** Begin GIVEN PASSAGE **

So in terms of use cases where, you know, it's more prevalent, I think that the obvious 1 is data science workloads. Like, whether it's, you know, computational analysis,

(09:00):
coming up with charts that much more sophisticated than what you can do in some BI tool
and also in machine learning. I think that, you know, where it's lacking and expanding into are in the dot engineering land and also in the BI space. I think that a lot of Python users actually also know SQL and view them as interchangeable when they're doing work. And there is more and more tools coming out

(09:26):
that kind of support both as almost first class, that push support for SQL
so that people can have this more blended experience. Now on the other hand, there's
more tooling coming out to make Python, more robust, like, data engineering platform,
whether it's a stuff that's
an example of a project like Faust,
which enables, like, Python stream processing.

(09:47):
It's filling the gaps that, like, make it a ETL platform on par with Spark. I've also been seeing it come up a lot in the data orchestration and workflow management space where
in the initial stages of the big data revolution
that with the Hadoop ecosystem, there were projects like Uzi and Azkaban that were written in Java that tied into the Hadoop platform.

(10:10):
And then Airflow was kind of the breakout success in the Python ecosystem for a while, and then that is being somewhat superseded by newcomers such as Prefect and Dagster as well.
Yep. That makes sense. That's an area that's
received a lot of attention. And I think along those lines of, like, maybe abstracting away DevOps from the data science experience,

(10:32):
where you have the tools, like, on the machine learning side, like Kubeflow,
MLflow, Metaflow that aim
to help data scientists focus on just the machine learning, the actual, like, data science part of their work, rather than having to care about the other parts of ensuring reproducibility,
ensuring scalability.

** End GIVEN PASSAGE **
** Begin SOURCE DATA **

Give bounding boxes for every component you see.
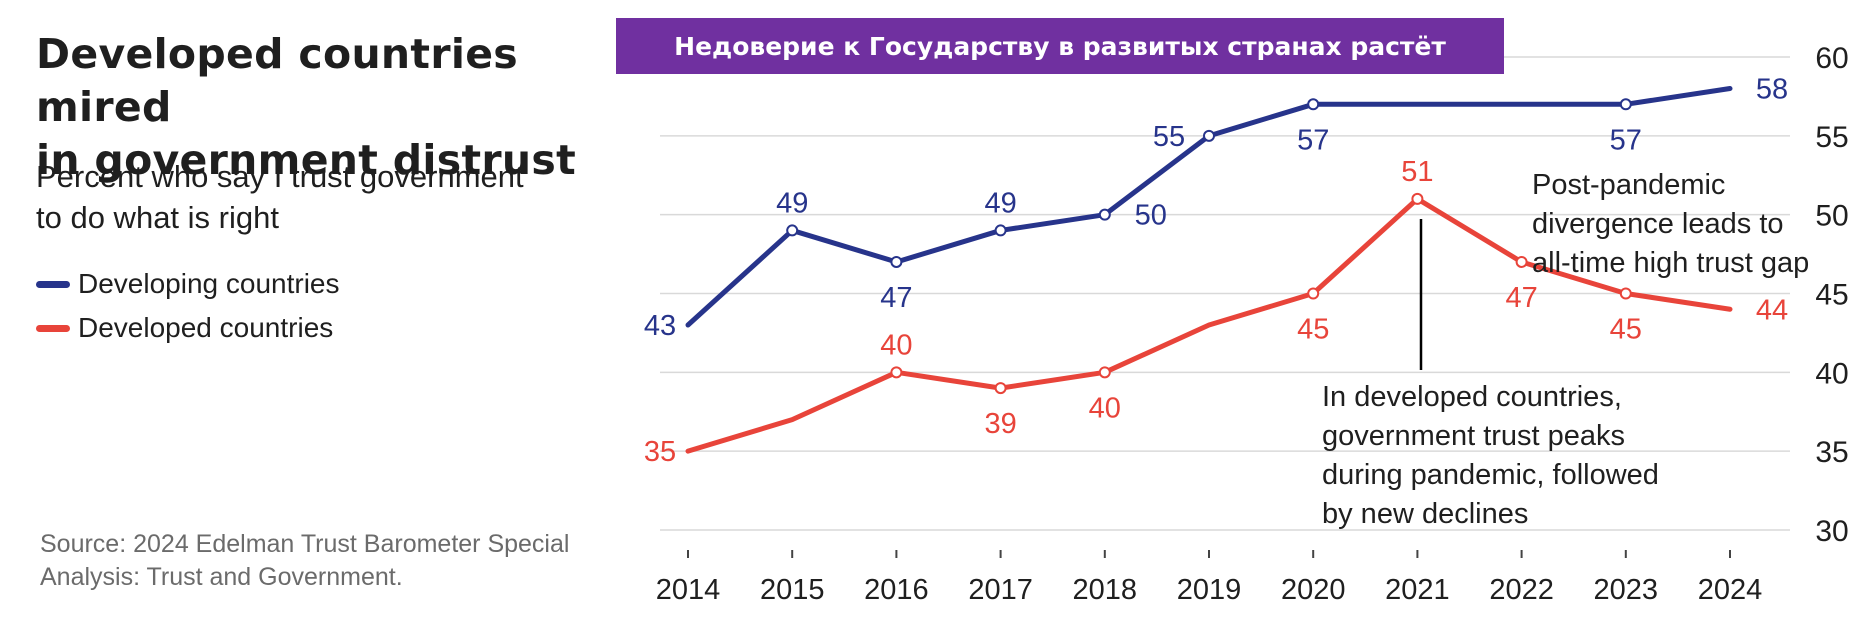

** End SOURCE DATA **

**STATED PROBLEM 1:**
Decide whether each statement agrees with the transcript on Python in data work. Answer yes or no, and quote the words of the transcript that decide it.
(a) Faust is given as a project that enables Python stream processing.
(b) Uzi and Azkaban were written in Python.
(c) Airflow is described as being partly superseded by Prefect and Dagster.
**STATED PROBLEM 2:**
Quote the transcript on Python in data work, beginning at the words "Yep. That makes" and stopping after "ensuring scalability.".
**STATED PROBLEM 3:**
Answer from the transcript on Python in data work:
(a) Which three tools on the machine learning side are named?
(b) Which project was the breakout success in the Python ecosystem for a while?
(c) What language do many Python users also know?
Rely on the transcript alone.

**FULL OUTPUT 1:**
(a) Yes: "an example of a project like Faust, which enables, like, Python stream processing."
(b) No: "there were projects like Uzi and Azkaban that were written in Java that tied into the Hadoop platform."
(c) Yes: "that is being somewhat superseded by newcomers such as Prefect and Dagster as well."

**FULL OUTPUT 2:**
Yep. That makes sense. That's an area that's
received a lot of attention. And I think along those lines of, like, maybe abstracting away DevOps from the data science experience,

(10:32):
where you have the tools, like, on the machine learning side, like Kubeflow,
MLflow, Metaflow that aim
to help data scientists focus on just the machine learning, the actual, like, data science part of their work, rather than having to care about the other parts of ensuring reproducibility,
ensuring scalability.

**FULL OUTPUT 3:**
(a) Kubeflow, MLflow and Metaflow
(b) Airflow
(c) SQL